__INSTRUCTIONS FOR THE TASK__
Repeat the listing that follows, character for character, minus the pictures.

►

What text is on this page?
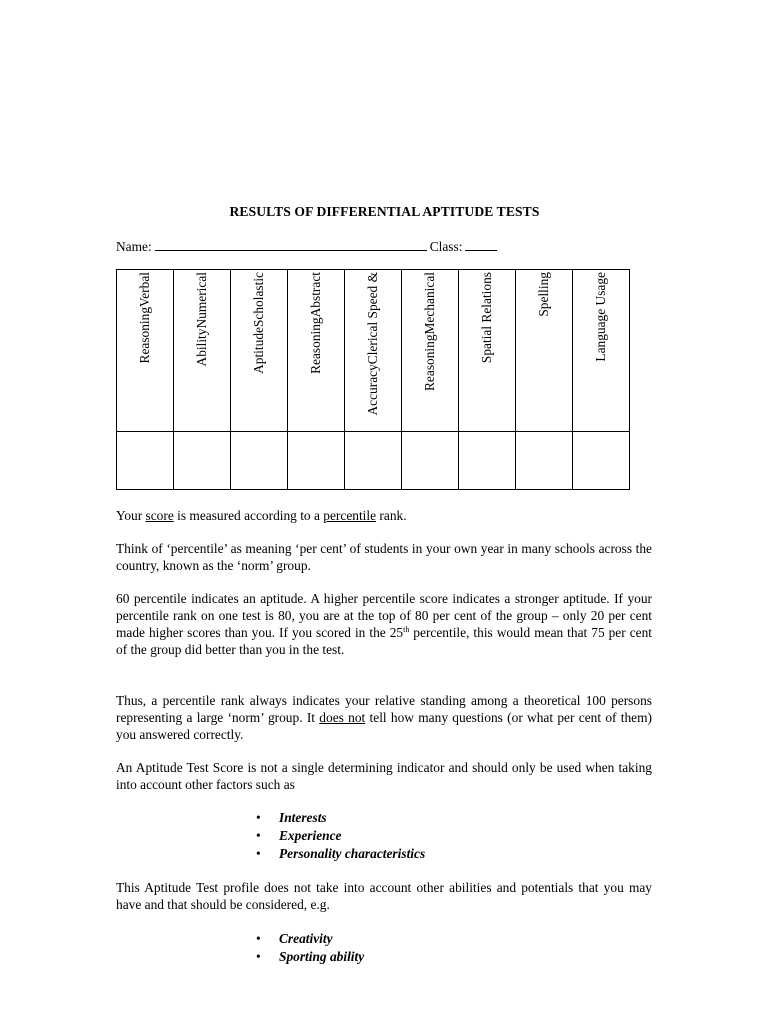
RESULTS OF DIFFERENTIAL APTITUDE TESTS
Name:	Class:
ReasoningVerbal	AbilityNumerical	AptitudeScholastic	ReasoningAbstract	AccuracyClerical Speed &	ReasoningMechanical	Spatial Relations	Spelling	Language Usage

Your score is measured according to a percentile rank.

Think of ‘percentile’ as meaning ‘per cent’ of students in your own year in many schools across the country, known as the ‘norm’ group.

60 percentile indicates an aptitude. A higher percentile score indicates a stronger aptitude. If your percentile rank on one test is 80, you are at the top of 80 per cent of the group – only 20 per cent made higher scores than you. If you scored in the 25th percentile, this would mean that 75 per cent of the group did better than you in the test.

Thus, a percentile rank always indicates your relative standing among a theoretical 100 persons representing a large ‘norm’ group. It does not tell how many questions (or what per cent of them) you answered correctly.

An Aptitude Test Score is not a single determining indicator and should only be used when taking into account other factors such as

• Interests
• Experience
• Personality characteristics

This Aptitude Test profile does not take into account other abilities and potentials that you may have and that should be considered, e.g.

• Creativity
• Sporting ability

◄

__OUTPUT FOR THIS EXERCISE__
What text is on this page?
RESULTS OF DIFFERENTIAL APTITUDE TESTS
Name:	Class:
ReasoningVerbal	AbilityNumerical	AptitudeScholastic	ReasoningAbstract	AccuracyClerical Speed &	ReasoningMechanical	Spatial Relations	Spelling	Language Usage

Your score is measured according to a percentile rank.

Think of ‘percentile’ as meaning ‘per cent’ of students in your own year in many schools across the country, known as the ‘norm’ group.

60 percentile indicates an aptitude. A higher percentile score indicates a stronger aptitude. If your percentile rank on one test is 80, you are at the top of 80 per cent of the group – only 20 per cent made higher scores than you. If you scored in the 25th percentile, this would mean that 75 per cent of the group did better than you in the test.

Thus, a percentile rank always indicates your relative standing among a theoretical 100 persons representing a large ‘norm’ group. It does not tell how many questions (or what per cent of them) you answered correctly.

An Aptitude Test Score is not a single determining indicator and should only be used when taking into account other factors such as

• Interests
• Experience
• Personality characteristics

This Aptitude Test profile does not take into account other abilities and potentials that you may have and that should be considered, e.g.

• Creativity
• Sporting ability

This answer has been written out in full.